Problem to work on: Extract the full listing verbatim and drop any pictures from your copy.

-=-=-=-=-

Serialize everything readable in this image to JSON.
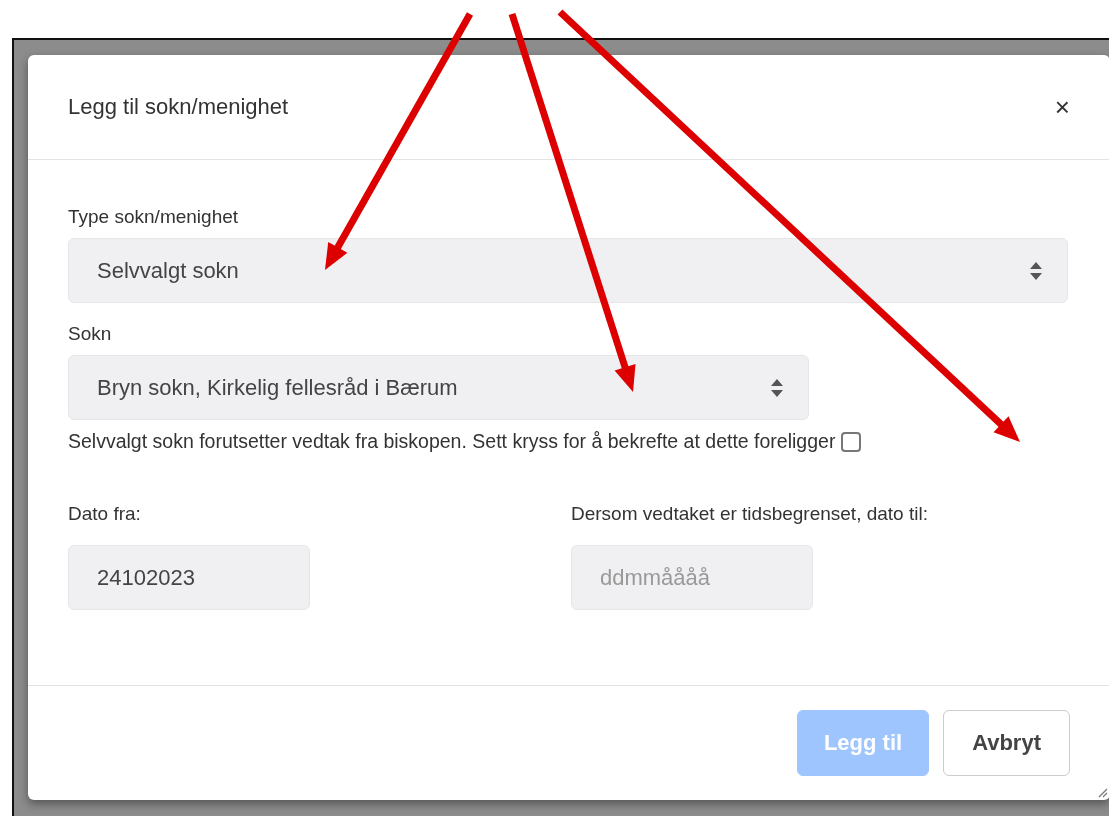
{
  "dialog": {
    "title": "Legg til sokn/menighet",
    "close": "×"
  },
  "fields": [
    {
      "label": "Type sokn/menighet",
      "value": "Selvvalgt sokn"
    },
    {
      "label": "Sokn",
      "value": "Bryn sokn, Kirkelig fellesråd i Bærum"
    }
  ],
  "confirm": {
    "label": "Selvvalgt sokn forutsetter vedtak fra biskopen. Sett kryss for å bekrefte at dette foreligger",
    "checked": false
  },
  "dates": [
    {
      "label": "Dato fra:",
      "value": "24102023"
    },
    {
      "label": "Dersom vedtaket er tidsbegrenset, dato til:",
      "placeholder": "ddmmåååå"
    }
  ],
  "buttons": [
    {
      "label": "Legg til",
      "kind": "primary",
      "disabled": true
    },
    {
      "label": "Avbryt",
      "kind": "secondary",
      "disabled": false
    }
  ]
}
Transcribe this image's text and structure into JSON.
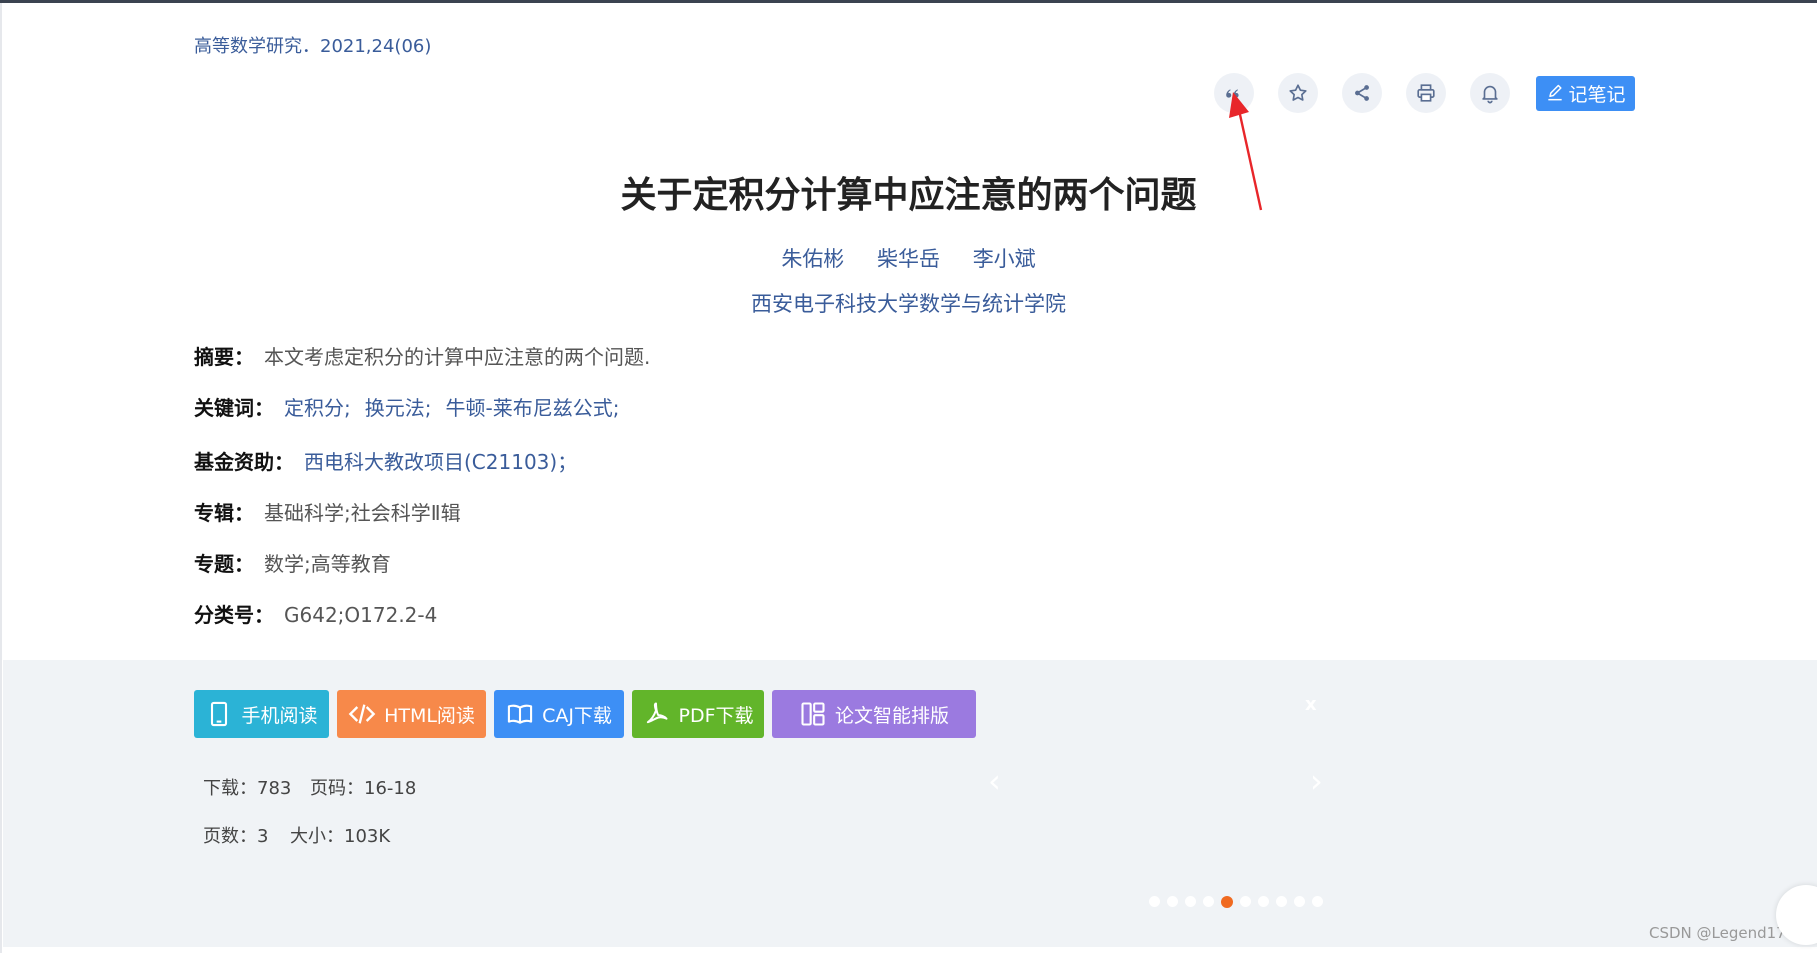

-=-=-=-=-

Solution below:
Serialize everything readable in this image to JSON.
{
  "dialog": {
    "title": "Legg til sokn/menighet",
    "close": "×"
  },
  "fields": [
    {
      "label": "Type sokn/menighet",
      "value": "Selvvalgt sokn"
    },
    {
      "label": "Sokn",
      "value": "Bryn sokn, Kirkelig fellesråd i Bærum"
    }
  ],
  "confirm": {
    "label": "Selvvalgt sokn forutsetter vedtak fra biskopen. Sett kryss for å bekrefte at dette foreligger",
    "checked": false
  },
  "dates": [
    {
      "label": "Dato fra:",
      "value": "24102023"
    },
    {
      "label": "Dersom vedtaket er tidsbegrenset, dato til:",
      "placeholder": "ddmmåååå"
    }
  ],
  "buttons": [
    {
      "label": "Legg til",
      "kind": "primary",
      "disabled": true
    },
    {
      "label": "Avbryt",
      "kind": "secondary",
      "disabled": false
    }
  ]
}
Transcribe this image's text and structure into JSON.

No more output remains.